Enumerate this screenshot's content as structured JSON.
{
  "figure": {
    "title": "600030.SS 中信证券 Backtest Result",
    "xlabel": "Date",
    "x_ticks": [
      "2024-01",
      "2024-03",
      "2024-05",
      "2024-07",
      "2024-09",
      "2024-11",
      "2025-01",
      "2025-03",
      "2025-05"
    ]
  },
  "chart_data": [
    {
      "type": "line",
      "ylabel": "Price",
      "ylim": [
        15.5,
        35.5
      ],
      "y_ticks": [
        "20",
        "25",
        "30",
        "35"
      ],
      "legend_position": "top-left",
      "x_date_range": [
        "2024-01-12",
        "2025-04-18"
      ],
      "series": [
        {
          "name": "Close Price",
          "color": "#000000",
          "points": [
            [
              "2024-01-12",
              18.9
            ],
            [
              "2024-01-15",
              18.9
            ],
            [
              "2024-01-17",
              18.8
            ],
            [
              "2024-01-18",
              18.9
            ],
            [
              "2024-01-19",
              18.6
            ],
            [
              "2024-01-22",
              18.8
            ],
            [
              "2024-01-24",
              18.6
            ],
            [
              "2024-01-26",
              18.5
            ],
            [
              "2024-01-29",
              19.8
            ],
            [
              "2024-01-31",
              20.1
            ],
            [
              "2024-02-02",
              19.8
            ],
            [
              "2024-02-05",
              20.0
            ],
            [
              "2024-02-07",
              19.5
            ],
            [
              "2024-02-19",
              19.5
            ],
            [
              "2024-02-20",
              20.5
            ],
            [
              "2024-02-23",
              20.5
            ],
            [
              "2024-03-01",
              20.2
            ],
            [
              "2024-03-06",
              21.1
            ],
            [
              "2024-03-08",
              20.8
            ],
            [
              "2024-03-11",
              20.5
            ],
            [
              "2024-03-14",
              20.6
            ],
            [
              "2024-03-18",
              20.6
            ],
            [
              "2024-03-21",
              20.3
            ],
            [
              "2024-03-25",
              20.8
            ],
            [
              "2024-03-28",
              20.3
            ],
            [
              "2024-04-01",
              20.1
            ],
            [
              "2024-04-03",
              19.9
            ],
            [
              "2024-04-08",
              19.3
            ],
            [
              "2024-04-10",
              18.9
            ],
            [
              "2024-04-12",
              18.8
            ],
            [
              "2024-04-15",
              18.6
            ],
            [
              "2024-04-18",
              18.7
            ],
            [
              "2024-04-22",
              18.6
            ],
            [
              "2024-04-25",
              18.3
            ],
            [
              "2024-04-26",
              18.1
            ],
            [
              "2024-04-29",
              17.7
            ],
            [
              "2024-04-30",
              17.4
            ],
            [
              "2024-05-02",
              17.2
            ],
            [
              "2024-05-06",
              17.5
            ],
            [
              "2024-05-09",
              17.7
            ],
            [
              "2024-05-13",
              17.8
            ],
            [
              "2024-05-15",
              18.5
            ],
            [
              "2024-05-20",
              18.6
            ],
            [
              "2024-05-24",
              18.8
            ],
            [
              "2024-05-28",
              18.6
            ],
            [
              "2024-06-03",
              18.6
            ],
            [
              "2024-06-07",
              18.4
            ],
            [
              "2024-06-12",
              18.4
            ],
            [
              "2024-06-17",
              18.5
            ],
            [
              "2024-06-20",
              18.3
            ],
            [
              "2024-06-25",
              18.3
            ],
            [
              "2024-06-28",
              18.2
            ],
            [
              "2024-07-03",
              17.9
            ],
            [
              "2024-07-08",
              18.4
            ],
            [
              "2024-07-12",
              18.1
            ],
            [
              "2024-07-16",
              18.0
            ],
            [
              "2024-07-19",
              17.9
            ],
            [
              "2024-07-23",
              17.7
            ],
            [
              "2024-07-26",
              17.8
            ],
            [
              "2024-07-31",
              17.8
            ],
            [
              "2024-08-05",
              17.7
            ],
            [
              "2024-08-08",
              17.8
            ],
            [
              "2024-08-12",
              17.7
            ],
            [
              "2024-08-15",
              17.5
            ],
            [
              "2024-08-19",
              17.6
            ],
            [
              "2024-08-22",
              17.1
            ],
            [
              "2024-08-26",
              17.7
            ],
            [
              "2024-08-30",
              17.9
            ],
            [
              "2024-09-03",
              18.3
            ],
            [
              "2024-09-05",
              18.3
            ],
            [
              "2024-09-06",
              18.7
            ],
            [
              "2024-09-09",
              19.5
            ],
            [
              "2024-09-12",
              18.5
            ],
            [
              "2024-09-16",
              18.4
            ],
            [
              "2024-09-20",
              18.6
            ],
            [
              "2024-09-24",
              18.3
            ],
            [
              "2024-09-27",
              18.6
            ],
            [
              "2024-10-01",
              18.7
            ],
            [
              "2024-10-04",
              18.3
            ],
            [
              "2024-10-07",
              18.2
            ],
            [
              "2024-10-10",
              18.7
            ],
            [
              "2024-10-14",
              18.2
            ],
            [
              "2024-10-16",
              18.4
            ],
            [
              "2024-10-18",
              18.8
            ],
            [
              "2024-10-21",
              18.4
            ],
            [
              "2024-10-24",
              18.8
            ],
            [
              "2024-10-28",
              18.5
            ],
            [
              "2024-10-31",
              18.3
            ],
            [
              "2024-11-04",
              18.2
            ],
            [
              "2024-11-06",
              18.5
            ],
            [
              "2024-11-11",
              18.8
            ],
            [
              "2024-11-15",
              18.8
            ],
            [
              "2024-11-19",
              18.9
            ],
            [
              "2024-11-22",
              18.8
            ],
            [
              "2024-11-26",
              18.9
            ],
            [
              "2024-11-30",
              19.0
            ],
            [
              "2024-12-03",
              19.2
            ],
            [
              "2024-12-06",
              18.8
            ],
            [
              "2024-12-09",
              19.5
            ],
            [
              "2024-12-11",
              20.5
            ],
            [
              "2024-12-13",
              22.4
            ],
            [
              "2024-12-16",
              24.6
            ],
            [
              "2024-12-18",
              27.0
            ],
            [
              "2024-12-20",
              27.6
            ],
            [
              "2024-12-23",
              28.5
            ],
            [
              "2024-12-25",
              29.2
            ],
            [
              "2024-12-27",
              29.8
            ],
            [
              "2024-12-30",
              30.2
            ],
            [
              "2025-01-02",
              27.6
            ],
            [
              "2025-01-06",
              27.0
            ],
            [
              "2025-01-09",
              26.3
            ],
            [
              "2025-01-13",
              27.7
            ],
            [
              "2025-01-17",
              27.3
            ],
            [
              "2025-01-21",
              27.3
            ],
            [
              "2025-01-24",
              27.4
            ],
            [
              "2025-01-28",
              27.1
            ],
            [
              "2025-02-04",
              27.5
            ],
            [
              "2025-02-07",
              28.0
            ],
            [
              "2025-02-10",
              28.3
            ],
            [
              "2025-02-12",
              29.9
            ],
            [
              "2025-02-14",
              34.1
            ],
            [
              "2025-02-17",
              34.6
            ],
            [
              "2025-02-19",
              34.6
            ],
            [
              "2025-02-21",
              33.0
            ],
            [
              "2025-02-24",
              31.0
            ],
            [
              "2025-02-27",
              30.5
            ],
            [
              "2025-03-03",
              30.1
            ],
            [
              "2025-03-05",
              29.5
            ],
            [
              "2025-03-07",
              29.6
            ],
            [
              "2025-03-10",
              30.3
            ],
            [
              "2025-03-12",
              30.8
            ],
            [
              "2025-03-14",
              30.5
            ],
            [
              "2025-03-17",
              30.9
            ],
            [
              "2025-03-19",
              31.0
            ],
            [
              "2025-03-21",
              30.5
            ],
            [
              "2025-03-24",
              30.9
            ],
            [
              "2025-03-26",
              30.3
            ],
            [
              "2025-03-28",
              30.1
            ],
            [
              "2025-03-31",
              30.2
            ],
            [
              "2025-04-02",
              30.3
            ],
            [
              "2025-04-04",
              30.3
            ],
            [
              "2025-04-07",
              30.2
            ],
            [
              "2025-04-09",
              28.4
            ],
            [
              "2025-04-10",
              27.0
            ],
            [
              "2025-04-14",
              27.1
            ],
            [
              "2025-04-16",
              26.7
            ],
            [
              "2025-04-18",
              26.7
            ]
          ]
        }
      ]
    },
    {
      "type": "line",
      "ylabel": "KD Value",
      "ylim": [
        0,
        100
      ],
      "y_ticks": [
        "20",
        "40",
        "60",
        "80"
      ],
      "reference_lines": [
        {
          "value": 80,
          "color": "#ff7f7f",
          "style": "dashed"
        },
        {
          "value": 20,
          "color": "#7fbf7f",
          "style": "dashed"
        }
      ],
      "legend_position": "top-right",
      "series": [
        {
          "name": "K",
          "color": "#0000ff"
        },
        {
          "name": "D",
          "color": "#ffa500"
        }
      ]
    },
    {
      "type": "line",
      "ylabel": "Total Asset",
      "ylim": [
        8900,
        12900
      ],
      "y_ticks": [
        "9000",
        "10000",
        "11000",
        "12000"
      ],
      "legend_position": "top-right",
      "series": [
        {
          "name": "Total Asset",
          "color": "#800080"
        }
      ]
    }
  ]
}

-------------------------

- Task to complete: Read the data above. Pull out each line in which the string "Total" appears.

- Output for this exercise:
      "ylabel": "Total Asset",
          "name": "Total Asset",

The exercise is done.